# The task
Take every line from the material that has the word "data" in it.

========================

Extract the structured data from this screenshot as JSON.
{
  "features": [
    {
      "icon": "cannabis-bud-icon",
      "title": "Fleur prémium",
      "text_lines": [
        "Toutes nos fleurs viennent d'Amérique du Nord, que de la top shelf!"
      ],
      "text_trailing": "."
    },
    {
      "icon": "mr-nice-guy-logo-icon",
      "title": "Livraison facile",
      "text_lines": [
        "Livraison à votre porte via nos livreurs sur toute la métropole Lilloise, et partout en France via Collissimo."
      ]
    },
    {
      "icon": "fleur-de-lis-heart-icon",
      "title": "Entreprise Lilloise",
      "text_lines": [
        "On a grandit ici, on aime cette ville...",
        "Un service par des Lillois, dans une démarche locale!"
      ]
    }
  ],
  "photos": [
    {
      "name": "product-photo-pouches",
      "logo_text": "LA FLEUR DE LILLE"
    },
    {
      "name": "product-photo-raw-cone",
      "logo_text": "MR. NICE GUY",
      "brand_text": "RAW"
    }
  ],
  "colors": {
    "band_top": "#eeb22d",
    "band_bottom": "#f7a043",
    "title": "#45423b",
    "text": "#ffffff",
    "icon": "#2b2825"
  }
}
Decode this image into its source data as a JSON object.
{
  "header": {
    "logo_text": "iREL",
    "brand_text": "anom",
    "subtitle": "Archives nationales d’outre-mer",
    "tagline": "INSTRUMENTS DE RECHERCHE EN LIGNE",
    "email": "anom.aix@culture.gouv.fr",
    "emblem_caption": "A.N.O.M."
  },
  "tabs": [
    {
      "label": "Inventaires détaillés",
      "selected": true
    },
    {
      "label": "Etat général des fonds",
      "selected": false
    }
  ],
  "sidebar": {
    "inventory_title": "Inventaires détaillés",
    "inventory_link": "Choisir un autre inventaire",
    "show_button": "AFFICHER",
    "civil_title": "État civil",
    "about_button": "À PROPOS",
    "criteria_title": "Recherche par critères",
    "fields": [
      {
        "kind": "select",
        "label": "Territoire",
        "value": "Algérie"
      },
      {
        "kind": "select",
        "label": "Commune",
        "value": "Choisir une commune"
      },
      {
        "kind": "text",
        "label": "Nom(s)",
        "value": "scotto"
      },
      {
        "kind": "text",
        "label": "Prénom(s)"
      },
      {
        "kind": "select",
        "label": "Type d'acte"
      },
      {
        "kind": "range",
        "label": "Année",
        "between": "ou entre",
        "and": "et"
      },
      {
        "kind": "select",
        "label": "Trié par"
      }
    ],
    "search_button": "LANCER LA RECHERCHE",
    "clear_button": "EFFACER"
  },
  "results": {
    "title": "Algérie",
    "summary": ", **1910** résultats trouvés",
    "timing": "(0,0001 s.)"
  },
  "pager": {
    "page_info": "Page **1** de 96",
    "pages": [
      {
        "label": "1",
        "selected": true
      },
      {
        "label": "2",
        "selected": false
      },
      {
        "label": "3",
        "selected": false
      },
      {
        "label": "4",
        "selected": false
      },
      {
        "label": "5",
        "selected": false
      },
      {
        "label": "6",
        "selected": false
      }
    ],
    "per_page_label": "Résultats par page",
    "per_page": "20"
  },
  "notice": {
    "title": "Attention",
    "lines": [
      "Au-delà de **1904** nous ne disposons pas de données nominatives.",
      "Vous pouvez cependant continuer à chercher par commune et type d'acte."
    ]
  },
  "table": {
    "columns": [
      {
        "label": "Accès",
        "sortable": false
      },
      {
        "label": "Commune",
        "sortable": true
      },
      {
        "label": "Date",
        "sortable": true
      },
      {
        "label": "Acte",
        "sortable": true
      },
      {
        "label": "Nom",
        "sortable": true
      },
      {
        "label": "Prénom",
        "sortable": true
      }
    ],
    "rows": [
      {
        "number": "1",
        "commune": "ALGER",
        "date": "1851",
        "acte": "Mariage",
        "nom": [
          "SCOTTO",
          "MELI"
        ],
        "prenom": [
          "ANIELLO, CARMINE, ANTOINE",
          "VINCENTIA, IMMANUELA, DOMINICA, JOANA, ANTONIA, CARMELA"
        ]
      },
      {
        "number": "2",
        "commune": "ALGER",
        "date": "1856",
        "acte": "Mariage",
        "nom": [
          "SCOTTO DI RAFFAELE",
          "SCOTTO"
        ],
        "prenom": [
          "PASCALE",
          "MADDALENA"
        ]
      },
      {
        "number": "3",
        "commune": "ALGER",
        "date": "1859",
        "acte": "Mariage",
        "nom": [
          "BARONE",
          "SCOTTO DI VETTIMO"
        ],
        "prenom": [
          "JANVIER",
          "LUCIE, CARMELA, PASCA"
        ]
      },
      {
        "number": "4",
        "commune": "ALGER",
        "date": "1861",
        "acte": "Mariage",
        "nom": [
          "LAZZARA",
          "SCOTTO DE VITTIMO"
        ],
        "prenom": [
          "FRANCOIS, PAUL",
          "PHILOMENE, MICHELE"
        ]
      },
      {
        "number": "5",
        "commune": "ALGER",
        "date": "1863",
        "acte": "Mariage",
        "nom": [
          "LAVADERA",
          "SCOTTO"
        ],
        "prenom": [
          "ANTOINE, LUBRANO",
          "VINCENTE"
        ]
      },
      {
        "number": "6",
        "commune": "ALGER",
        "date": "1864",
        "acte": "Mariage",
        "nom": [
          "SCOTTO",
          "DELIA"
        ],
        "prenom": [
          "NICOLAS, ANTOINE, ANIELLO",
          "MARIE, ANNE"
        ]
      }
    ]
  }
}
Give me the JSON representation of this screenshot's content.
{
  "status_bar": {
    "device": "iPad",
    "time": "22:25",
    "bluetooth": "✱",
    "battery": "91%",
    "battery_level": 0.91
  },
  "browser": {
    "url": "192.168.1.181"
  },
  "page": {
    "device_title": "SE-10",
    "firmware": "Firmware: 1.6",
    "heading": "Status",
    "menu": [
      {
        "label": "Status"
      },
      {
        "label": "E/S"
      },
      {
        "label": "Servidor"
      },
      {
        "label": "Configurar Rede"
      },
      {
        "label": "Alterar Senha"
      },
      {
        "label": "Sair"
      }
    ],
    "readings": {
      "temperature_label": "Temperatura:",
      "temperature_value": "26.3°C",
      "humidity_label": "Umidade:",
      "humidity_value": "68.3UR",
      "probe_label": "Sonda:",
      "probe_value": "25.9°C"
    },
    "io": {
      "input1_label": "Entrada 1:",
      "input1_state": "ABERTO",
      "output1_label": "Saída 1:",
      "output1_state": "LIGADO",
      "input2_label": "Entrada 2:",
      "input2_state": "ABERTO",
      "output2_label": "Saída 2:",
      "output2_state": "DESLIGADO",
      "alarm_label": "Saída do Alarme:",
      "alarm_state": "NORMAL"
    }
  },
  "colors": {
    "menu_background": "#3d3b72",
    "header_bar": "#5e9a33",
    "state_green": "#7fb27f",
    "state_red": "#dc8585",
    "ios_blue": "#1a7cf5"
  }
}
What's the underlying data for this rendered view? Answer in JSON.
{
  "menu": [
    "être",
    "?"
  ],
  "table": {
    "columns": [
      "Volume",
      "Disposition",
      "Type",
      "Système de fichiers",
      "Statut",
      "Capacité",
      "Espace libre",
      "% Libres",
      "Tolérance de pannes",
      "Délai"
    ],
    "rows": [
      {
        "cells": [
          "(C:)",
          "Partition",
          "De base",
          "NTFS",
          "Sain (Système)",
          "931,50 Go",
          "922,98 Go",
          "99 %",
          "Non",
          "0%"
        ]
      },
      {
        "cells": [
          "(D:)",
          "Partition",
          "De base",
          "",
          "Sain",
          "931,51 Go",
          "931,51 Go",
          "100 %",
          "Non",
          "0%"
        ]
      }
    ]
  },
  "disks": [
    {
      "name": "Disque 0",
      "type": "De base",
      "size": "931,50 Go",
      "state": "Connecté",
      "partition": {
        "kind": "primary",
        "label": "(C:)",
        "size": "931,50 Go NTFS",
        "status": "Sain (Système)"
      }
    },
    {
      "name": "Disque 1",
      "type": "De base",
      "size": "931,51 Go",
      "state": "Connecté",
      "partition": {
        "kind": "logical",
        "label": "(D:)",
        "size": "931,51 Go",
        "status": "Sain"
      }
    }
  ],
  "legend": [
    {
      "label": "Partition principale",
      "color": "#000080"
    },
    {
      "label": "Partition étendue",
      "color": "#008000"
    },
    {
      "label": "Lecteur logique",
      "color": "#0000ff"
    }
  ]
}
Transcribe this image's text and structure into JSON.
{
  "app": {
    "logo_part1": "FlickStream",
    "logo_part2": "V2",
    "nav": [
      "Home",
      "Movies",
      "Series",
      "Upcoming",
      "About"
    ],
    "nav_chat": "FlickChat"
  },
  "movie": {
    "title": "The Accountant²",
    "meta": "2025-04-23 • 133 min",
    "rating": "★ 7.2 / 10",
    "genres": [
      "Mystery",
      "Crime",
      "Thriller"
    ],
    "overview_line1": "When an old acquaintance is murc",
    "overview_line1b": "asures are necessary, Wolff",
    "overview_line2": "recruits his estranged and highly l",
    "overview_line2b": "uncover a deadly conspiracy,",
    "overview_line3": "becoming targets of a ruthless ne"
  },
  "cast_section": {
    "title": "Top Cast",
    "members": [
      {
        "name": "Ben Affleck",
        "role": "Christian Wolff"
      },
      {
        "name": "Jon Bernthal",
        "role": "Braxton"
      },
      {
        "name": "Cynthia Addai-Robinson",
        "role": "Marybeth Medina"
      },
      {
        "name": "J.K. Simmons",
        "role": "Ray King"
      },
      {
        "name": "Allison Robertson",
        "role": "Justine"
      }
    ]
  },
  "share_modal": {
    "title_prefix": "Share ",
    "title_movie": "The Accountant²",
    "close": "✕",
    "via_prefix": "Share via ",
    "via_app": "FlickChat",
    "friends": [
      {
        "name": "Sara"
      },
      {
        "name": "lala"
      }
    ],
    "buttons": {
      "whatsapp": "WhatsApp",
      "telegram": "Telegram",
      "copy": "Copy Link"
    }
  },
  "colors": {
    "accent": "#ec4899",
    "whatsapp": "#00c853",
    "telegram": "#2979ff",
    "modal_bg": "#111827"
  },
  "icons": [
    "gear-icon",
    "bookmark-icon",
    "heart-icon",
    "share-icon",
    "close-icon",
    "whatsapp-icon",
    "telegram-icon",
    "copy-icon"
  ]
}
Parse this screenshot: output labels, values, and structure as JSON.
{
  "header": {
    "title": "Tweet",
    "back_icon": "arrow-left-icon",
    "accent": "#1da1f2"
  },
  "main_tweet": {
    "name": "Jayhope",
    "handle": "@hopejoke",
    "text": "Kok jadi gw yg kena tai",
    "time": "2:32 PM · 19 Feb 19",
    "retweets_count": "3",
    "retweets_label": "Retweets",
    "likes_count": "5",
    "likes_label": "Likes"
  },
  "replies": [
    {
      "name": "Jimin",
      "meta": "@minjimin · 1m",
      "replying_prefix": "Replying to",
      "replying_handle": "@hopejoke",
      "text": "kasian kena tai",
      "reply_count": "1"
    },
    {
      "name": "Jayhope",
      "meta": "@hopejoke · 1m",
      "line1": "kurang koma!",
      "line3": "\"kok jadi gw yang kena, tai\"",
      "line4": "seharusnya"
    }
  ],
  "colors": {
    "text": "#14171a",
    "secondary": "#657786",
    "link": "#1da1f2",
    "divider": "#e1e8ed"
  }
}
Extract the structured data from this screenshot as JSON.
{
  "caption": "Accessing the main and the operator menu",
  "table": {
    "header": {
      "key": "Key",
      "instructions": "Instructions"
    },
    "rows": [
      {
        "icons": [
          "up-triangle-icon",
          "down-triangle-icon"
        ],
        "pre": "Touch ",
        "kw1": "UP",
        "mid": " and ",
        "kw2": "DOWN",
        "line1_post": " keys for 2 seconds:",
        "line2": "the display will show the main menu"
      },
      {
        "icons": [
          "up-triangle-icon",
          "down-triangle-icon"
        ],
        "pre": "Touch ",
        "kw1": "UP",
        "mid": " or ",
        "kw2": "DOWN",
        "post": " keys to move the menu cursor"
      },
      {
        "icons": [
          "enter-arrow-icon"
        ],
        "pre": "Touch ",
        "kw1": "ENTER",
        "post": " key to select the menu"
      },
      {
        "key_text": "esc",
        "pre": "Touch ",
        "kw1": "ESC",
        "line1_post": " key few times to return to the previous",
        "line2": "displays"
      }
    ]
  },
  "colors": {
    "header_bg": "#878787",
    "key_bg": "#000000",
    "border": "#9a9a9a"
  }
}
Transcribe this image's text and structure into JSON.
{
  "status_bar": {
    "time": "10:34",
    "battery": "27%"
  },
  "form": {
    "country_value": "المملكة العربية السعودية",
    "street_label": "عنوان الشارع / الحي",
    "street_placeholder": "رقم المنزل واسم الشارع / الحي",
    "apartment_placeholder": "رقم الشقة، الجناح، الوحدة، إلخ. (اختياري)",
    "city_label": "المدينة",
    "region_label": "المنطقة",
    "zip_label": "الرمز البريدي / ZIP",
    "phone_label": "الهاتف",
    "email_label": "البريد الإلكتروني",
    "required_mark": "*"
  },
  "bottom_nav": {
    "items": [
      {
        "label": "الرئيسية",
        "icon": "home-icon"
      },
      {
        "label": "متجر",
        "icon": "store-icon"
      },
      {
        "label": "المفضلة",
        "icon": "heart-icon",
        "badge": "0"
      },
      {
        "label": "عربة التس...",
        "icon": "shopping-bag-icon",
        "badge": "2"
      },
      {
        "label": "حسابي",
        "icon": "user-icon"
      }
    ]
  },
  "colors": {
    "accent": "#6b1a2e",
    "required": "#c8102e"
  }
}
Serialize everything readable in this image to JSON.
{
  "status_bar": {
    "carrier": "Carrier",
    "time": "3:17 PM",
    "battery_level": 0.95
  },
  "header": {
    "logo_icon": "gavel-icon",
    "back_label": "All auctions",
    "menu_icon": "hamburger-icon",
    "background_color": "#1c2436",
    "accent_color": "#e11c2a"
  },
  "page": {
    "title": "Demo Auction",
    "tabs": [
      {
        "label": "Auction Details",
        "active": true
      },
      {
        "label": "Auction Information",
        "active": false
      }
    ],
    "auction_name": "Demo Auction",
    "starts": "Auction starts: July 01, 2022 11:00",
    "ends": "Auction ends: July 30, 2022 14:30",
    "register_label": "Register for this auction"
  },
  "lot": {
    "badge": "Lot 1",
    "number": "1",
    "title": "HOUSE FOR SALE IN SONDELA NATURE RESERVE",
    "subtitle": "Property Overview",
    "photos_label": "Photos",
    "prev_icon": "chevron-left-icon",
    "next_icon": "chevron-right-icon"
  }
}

========================

# Output for this task
Extract the structured data from this screenshot as JSON.
Decode this image into its source data as a JSON object.
What's the underlying data for this rendered view? Answer in JSON.
Extract the structured data from this screenshot as JSON.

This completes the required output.